Go through the records and give each one again exactly.

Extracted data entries
★ ★ ★
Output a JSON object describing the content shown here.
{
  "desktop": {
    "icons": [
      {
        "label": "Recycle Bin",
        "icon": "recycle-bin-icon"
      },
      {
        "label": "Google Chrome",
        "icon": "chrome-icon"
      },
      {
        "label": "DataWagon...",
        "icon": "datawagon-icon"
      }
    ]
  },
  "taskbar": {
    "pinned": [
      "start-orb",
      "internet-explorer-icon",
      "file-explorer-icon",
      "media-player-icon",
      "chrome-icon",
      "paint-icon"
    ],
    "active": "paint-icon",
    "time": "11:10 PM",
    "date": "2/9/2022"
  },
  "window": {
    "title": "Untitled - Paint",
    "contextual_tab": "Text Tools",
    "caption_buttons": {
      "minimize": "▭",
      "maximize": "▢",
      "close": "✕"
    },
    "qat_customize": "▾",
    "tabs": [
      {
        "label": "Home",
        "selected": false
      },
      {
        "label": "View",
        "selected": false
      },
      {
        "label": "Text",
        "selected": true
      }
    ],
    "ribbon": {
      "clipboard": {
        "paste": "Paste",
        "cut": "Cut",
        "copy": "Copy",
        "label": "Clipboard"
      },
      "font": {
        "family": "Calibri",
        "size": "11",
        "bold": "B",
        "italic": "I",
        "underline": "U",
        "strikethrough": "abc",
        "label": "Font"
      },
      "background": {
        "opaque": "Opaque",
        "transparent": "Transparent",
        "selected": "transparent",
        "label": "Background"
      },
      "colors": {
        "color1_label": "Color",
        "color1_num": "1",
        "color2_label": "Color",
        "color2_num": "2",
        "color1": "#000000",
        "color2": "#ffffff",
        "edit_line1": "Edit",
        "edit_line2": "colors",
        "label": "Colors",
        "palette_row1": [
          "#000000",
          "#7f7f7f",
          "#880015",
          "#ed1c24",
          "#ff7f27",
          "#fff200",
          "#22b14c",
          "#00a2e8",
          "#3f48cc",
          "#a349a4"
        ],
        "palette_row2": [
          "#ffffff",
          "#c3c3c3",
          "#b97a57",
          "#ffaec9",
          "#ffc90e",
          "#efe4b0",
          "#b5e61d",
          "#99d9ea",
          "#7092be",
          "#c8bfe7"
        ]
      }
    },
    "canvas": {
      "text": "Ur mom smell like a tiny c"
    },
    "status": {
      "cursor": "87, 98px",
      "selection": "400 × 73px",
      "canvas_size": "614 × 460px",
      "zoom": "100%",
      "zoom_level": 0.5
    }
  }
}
★ ★ ★
_OUTPUT OF THE EXERCISE_
Output a JSON object describing the content shown here.
{
  "desktop": {
    "icons": [
      {
        "label": "Recycle Bin",
        "icon": "recycle-bin-icon"
      },
      {
        "label": "Google Chrome",
        "icon": "chrome-icon"
      },
      {
        "label": "DataWagon...",
        "icon": "datawagon-icon"
      }
    ]
  },
  "taskbar": {
    "pinned": [
      "start-orb",
      "internet-explorer-icon",
      "file-explorer-icon",
      "media-player-icon",
      "chrome-icon",
      "paint-icon"
    ],
    "active": "paint-icon",
    "time": "11:10 PM",
    "date": "2/9/2022"
  },
  "window": {
    "title": "Untitled - Paint",
    "contextual_tab": "Text Tools",
    "caption_buttons": {
      "minimize": "▭",
      "maximize": "▢",
      "close": "✕"
    },
    "qat_customize": "▾",
    "tabs": [
      {
        "label": "Home",
        "selected": false
      },
      {
        "label": "View",
        "selected": false
      },
      {
        "label": "Text",
        "selected": true
      }
    ],
    "ribbon": {
      "clipboard": {
        "paste": "Paste",
        "cut": "Cut",
        "copy": "Copy",
        "label": "Clipboard"
      },
      "font": {
        "family": "Calibri",
        "size": "11",
        "bold": "B",
        "italic": "I",
        "underline": "U",
        "strikethrough": "abc",
        "label": "Font"
      },
      "background": {
        "opaque": "Opaque",
        "transparent": "Transparent",
        "selected": "transparent",
        "label": "Background"
      },
      "colors": {
        "color1_label": "Color",
        "color1_num": "1",
        "color2_label": "Color",
        "color2_num": "2",
        "color1": "#000000",
        "color2": "#ffffff",
        "edit_line1": "Edit",
        "edit_line2": "colors",
        "label": "Colors",
        "palette_row1": [
          "#000000",
          "#7f7f7f",
          "#880015",
          "#ed1c24",
          "#ff7f27",
          "#fff200",
          "#22b14c",
          "#00a2e8",
          "#3f48cc",
          "#a349a4"
        ],
        "palette_row2": [
          "#ffffff",
          "#c3c3c3",
          "#b97a57",
          "#ffaec9",
          "#ffc90e",
          "#efe4b0",
          "#b5e61d",
          "#99d9ea",
          "#7092be",
          "#c8bfe7"
        ]
      }
    },
    "canvas": {
      "text": "Ur mom smell like a tiny c"
    },
    "status": {
      "cursor": "87, 98px",
      "selection": "400 × 73px",
      "canvas_size": "614 × 460px",
      "zoom": "100%",
      "zoom_level": 0.5
    }
  }
}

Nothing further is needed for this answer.